*** MATERIAL PROVIDED

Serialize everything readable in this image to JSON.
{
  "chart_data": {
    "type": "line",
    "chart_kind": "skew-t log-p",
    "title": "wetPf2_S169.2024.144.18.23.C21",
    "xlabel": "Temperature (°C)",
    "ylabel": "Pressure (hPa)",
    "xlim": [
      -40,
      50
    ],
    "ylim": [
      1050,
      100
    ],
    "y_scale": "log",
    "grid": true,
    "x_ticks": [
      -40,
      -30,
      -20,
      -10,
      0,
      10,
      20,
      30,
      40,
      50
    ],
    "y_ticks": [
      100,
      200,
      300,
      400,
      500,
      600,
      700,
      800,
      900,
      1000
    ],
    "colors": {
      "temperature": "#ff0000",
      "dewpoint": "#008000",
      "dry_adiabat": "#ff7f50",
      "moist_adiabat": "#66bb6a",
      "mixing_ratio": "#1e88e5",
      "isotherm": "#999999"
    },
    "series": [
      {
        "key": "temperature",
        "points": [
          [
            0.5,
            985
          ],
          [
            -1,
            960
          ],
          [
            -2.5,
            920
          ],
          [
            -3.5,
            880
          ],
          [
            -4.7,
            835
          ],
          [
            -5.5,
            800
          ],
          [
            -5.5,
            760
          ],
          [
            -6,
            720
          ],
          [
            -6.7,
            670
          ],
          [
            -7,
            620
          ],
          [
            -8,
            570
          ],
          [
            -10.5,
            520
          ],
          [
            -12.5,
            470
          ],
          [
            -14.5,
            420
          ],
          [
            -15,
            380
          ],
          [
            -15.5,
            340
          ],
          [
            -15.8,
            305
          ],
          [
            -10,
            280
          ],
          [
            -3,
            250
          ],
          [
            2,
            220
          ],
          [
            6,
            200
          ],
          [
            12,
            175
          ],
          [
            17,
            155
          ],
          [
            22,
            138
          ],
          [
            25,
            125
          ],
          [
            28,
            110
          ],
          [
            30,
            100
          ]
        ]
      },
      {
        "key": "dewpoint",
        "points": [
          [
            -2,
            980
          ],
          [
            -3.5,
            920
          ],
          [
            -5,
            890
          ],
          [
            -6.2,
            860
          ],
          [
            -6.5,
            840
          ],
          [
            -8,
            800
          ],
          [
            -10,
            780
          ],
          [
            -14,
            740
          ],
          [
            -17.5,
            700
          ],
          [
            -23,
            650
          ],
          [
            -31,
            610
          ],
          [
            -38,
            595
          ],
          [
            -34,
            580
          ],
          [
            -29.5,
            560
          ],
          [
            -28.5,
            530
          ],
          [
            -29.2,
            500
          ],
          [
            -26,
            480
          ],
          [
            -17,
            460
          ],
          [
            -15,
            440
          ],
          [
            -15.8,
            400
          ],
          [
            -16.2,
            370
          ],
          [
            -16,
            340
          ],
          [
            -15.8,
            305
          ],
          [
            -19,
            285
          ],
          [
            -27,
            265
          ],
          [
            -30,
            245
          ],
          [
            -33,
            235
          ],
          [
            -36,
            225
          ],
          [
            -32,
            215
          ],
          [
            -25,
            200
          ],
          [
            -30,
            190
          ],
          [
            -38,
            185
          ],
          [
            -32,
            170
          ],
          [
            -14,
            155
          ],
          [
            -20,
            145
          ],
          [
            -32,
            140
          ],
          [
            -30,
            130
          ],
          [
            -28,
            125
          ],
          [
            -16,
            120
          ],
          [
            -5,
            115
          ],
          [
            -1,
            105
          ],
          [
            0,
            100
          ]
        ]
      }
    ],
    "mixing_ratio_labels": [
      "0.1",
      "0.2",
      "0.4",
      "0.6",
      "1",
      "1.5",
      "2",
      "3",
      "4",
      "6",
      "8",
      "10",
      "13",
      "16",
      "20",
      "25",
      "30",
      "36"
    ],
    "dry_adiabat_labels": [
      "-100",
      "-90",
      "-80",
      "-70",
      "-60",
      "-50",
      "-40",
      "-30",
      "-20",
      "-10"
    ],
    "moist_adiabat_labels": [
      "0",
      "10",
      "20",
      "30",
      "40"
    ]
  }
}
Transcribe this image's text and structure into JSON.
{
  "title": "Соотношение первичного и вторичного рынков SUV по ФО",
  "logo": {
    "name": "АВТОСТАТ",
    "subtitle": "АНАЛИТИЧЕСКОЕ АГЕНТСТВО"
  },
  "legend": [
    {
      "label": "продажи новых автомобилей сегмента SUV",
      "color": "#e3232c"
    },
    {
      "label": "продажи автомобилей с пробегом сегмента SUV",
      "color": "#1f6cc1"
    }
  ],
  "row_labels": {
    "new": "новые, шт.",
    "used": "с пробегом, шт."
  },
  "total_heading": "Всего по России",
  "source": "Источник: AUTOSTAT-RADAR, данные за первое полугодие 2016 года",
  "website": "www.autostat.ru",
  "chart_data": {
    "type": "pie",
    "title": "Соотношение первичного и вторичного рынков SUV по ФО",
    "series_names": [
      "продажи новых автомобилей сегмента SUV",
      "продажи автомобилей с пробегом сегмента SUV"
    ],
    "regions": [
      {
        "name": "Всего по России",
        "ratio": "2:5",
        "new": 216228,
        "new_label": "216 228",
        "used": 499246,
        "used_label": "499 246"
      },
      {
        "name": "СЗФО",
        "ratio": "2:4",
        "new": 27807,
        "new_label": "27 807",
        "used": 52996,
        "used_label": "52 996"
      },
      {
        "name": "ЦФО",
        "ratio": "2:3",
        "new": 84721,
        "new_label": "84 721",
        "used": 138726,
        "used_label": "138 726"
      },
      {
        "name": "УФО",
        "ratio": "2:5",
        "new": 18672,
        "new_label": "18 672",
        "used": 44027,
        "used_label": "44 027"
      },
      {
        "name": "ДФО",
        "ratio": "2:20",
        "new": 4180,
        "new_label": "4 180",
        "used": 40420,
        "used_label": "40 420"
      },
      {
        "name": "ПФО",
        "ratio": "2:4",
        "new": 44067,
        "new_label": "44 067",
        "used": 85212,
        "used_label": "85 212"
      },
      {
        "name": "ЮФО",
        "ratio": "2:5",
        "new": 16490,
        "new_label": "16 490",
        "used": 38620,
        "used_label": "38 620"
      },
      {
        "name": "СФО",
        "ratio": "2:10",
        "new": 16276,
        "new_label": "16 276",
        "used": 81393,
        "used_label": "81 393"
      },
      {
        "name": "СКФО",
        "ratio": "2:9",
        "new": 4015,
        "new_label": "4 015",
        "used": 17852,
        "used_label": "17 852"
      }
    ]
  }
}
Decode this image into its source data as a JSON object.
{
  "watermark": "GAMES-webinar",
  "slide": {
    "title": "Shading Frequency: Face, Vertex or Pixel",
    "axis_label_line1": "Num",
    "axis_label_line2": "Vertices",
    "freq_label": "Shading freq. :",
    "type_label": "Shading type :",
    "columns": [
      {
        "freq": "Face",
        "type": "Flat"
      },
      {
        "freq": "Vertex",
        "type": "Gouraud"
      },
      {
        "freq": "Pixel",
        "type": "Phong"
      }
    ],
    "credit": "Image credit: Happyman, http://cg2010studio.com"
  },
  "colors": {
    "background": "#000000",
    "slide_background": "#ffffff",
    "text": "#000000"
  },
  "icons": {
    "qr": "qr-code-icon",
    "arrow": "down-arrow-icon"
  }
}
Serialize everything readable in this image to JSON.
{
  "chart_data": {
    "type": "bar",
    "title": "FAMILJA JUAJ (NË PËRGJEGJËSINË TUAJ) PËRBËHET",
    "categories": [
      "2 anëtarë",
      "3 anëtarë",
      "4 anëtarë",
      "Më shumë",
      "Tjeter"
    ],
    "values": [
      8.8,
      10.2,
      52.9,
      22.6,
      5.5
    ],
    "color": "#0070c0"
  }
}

******

• GOAL: Print the whole listing again, exactly.

• WORKED ANSWER:
Serialize everything readable in this image to JSON.
{
  "chart_data": {
    "type": "line",
    "chart_kind": "skew-t log-p",
    "title": "wetPf2_S169.2024.144.18.23.C21",
    "xlabel": "Temperature (°C)",
    "ylabel": "Pressure (hPa)",
    "xlim": [
      -40,
      50
    ],
    "ylim": [
      1050,
      100
    ],
    "y_scale": "log",
    "grid": true,
    "x_ticks": [
      -40,
      -30,
      -20,
      -10,
      0,
      10,
      20,
      30,
      40,
      50
    ],
    "y_ticks": [
      100,
      200,
      300,
      400,
      500,
      600,
      700,
      800,
      900,
      1000
    ],
    "colors": {
      "temperature": "#ff0000",
      "dewpoint": "#008000",
      "dry_adiabat": "#ff7f50",
      "moist_adiabat": "#66bb6a",
      "mixing_ratio": "#1e88e5",
      "isotherm": "#999999"
    },
    "series": [
      {
        "key": "temperature",
        "points": [
          [
            0.5,
            985
          ],
          [
            -1,
            960
          ],
          [
            -2.5,
            920
          ],
          [
            -3.5,
            880
          ],
          [
            -4.7,
            835
          ],
          [
            -5.5,
            800
          ],
          [
            -5.5,
            760
          ],
          [
            -6,
            720
          ],
          [
            -6.7,
            670
          ],
          [
            -7,
            620
          ],
          [
            -8,
            570
          ],
          [
            -10.5,
            520
          ],
          [
            -12.5,
            470
          ],
          [
            -14.5,
            420
          ],
          [
            -15,
            380
          ],
          [
            -15.5,
            340
          ],
          [
            -15.8,
            305
          ],
          [
            -10,
            280
          ],
          [
            -3,
            250
          ],
          [
            2,
            220
          ],
          [
            6,
            200
          ],
          [
            12,
            175
          ],
          [
            17,
            155
          ],
          [
            22,
            138
          ],
          [
            25,
            125
          ],
          [
            28,
            110
          ],
          [
            30,
            100
          ]
        ]
      },
      {
        "key": "dewpoint",
        "points": [
          [
            -2,
            980
          ],
          [
            -3.5,
            920
          ],
          [
            -5,
            890
          ],
          [
            -6.2,
            860
          ],
          [
            -6.5,
            840
          ],
          [
            -8,
            800
          ],
          [
            -10,
            780
          ],
          [
            -14,
            740
          ],
          [
            -17.5,
            700
          ],
          [
            -23,
            650
          ],
          [
            -31,
            610
          ],
          [
            -38,
            595
          ],
          [
            -34,
            580
          ],
          [
            -29.5,
            560
          ],
          [
            -28.5,
            530
          ],
          [
            -29.2,
            500
          ],
          [
            -26,
            480
          ],
          [
            -17,
            460
          ],
          [
            -15,
            440
          ],
          [
            -15.8,
            400
          ],
          [
            -16.2,
            370
          ],
          [
            -16,
            340
          ],
          [
            -15.8,
            305
          ],
          [
            -19,
            285
          ],
          [
            -27,
            265
          ],
          [
            -30,
            245
          ],
          [
            -33,
            235
          ],
          [
            -36,
            225
          ],
          [
            -32,
            215
          ],
          [
            -25,
            200
          ],
          [
            -30,
            190
          ],
          [
            -38,
            185
          ],
          [
            -32,
            170
          ],
          [
            -14,
            155
          ],
          [
            -20,
            145
          ],
          [
            -32,
            140
          ],
          [
            -30,
            130
          ],
          [
            -28,
            125
          ],
          [
            -16,
            120
          ],
          [
            -5,
            115
          ],
          [
            -1,
            105
          ],
          [
            0,
            100
          ]
        ]
      }
    ],
    "mixing_ratio_labels": [
      "0.1",
      "0.2",
      "0.4",
      "0.6",
      "1",
      "1.5",
      "2",
      "3",
      "4",
      "6",
      "8",
      "10",
      "13",
      "16",
      "20",
      "25",
      "30",
      "36"
    ],
    "dry_adiabat_labels": [
      "-100",
      "-90",
      "-80",
      "-70",
      "-60",
      "-50",
      "-40",
      "-30",
      "-20",
      "-10"
    ],
    "moist_adiabat_labels": [
      "0",
      "10",
      "20",
      "30",
      "40"
    ]
  }
}
Transcribe this image's text and structure into JSON.
{
  "title": "Соотношение первичного и вторичного рынков SUV по ФО",
  "logo": {
    "name": "АВТОСТАТ",
    "subtitle": "АНАЛИТИЧЕСКОЕ АГЕНТСТВО"
  },
  "legend": [
    {
      "label": "продажи новых автомобилей сегмента SUV",
      "color": "#e3232c"
    },
    {
      "label": "продажи автомобилей с пробегом сегмента SUV",
      "color": "#1f6cc1"
    }
  ],
  "row_labels": {
    "new": "новые, шт.",
    "used": "с пробегом, шт."
  },
  "total_heading": "Всего по России",
  "source": "Источник: AUTOSTAT-RADAR, данные за первое полугодие 2016 года",
  "website": "www.autostat.ru",
  "chart_data": {
    "type": "pie",
    "title": "Соотношение первичного и вторичного рынков SUV по ФО",
    "series_names": [
      "продажи новых автомобилей сегмента SUV",
      "продажи автомобилей с пробегом сегмента SUV"
    ],
    "regions": [
      {
        "name": "Всего по России",
        "ratio": "2:5",
        "new": 216228,
        "new_label": "216 228",
        "used": 499246,
        "used_label": "499 246"
      },
      {
        "name": "СЗФО",
        "ratio": "2:4",
        "new": 27807,
        "new_label": "27 807",
        "used": 52996,
        "used_label": "52 996"
      },
      {
        "name": "ЦФО",
        "ratio": "2:3",
        "new": 84721,
        "new_label": "84 721",
        "used": 138726,
        "used_label": "138 726"
      },
      {
        "name": "УФО",
        "ratio": "2:5",
        "new": 18672,
        "new_label": "18 672",
        "used": 44027,
        "used_label": "44 027"
      },
      {
        "name": "ДФО",
        "ratio": "2:20",
        "new": 4180,
        "new_label": "4 180",
        "used": 40420,
        "used_label": "40 420"
      },
      {
        "name": "ПФО",
        "ratio": "2:4",
        "new": 44067,
        "new_label": "44 067",
        "used": 85212,
        "used_label": "85 212"
      },
      {
        "name": "ЮФО",
        "ratio": "2:5",
        "new": 16490,
        "new_label": "16 490",
        "used": 38620,
        "used_label": "38 620"
      },
      {
        "name": "СФО",
        "ratio": "2:10",
        "new": 16276,
        "new_label": "16 276",
        "used": 81393,
        "used_label": "81 393"
      },
      {
        "name": "СКФО",
        "ratio": "2:9",
        "new": 4015,
        "new_label": "4 015",
        "used": 17852,
        "used_label": "17 852"
      }
    ]
  }
}
Decode this image into its source data as a JSON object.
{
  "watermark": "GAMES-webinar",
  "slide": {
    "title": "Shading Frequency: Face, Vertex or Pixel",
    "axis_label_line1": "Num",
    "axis_label_line2": "Vertices",
    "freq_label": "Shading freq. :",
    "type_label": "Shading type :",
    "columns": [
      {
        "freq": "Face",
        "type": "Flat"
      },
      {
        "freq": "Vertex",
        "type": "Gouraud"
      },
      {
        "freq": "Pixel",
        "type": "Phong"
      }
    ],
    "credit": "Image credit: Happyman, http://cg2010studio.com"
  },
  "colors": {
    "background": "#000000",
    "slide_background": "#ffffff",
    "text": "#000000"
  },
  "icons": {
    "qr": "qr-code-icon",
    "arrow": "down-arrow-icon"
  }
}
Serialize everything readable in this image to JSON.
{
  "chart_data": {
    "type": "bar",
    "title": "FAMILJA JUAJ (NË PËRGJEGJËSINË TUAJ) PËRBËHET",
    "categories": [
      "2 anëtarë",
      "3 anëtarë",
      "4 anëtarë",
      "Më shumë",
      "Tjeter"
    ],
    "values": [
      8.8,
      10.2,
      52.9,
      22.6,
      5.5
    ],
    "color": "#0070c0"
  }
}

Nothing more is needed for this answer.